* [DIRECTIONS]:
Identify all lines below that hold "minmax" and collect them.

* [EXTRACTED ENTRIES]:
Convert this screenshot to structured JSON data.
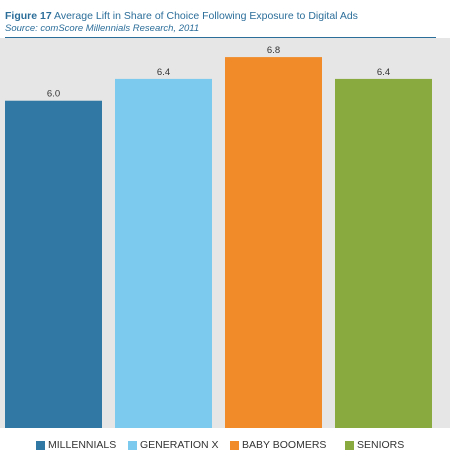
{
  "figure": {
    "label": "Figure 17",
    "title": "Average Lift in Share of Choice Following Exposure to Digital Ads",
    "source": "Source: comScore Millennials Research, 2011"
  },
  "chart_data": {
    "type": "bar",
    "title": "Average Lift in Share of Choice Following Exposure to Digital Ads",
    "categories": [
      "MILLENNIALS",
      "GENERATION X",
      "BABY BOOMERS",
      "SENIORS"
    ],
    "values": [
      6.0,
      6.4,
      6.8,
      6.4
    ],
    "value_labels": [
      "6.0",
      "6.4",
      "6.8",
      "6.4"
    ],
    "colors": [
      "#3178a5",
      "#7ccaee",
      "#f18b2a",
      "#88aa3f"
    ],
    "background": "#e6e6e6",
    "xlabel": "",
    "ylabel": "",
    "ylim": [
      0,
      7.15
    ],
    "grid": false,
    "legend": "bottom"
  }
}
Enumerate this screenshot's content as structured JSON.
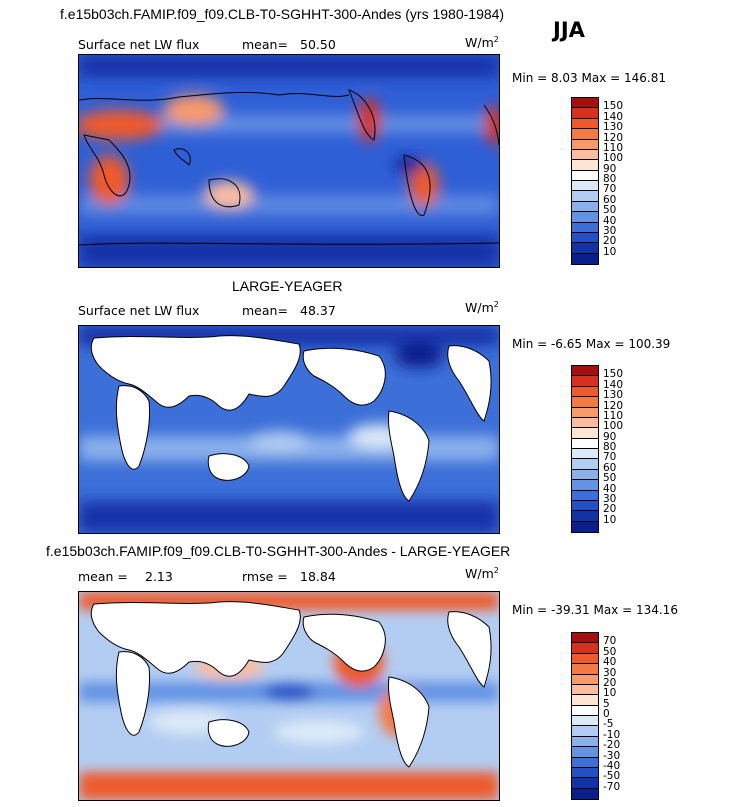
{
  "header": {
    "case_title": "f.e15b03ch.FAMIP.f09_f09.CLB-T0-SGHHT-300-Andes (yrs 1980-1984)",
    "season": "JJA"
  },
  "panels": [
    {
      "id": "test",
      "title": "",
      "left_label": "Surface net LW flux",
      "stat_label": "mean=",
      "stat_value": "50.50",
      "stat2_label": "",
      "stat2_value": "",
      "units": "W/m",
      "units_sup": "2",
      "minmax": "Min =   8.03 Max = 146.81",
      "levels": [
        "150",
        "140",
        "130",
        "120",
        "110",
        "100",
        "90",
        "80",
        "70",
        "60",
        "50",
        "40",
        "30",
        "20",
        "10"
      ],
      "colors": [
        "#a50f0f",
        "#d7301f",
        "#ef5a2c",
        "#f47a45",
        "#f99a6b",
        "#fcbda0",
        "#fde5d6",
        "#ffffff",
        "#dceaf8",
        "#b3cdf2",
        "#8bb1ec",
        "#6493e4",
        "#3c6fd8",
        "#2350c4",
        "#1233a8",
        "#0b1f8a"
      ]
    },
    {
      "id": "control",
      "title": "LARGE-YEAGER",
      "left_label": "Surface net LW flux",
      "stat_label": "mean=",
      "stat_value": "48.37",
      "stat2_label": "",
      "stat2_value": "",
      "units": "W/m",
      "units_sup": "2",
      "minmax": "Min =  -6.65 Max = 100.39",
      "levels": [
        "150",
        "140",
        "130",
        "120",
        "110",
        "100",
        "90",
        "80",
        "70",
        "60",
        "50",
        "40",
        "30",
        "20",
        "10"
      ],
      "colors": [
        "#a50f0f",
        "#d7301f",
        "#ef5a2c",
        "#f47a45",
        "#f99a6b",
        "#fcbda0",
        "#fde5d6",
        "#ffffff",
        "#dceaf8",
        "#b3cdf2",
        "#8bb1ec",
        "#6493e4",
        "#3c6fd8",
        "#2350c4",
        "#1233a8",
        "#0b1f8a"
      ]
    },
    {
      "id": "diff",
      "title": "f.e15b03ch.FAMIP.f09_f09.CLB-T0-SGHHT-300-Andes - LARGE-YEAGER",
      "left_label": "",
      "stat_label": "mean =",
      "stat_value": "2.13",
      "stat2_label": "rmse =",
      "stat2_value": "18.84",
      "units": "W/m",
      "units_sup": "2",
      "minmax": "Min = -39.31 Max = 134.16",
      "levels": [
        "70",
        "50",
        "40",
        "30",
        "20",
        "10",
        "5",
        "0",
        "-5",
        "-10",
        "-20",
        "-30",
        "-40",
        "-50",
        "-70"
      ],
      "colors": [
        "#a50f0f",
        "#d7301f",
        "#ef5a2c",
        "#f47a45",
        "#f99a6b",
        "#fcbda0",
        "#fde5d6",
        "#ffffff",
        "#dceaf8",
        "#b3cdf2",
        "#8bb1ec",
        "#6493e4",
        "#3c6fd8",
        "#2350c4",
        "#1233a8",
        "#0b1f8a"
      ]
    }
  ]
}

* [ANSWER IN FULL]:
      "minmax": "Min =   8.03 Max = 146.81",
      "minmax": "Min =  -6.65 Max = 100.39",
      "minmax": "Min = -39.31 Max = 134.16",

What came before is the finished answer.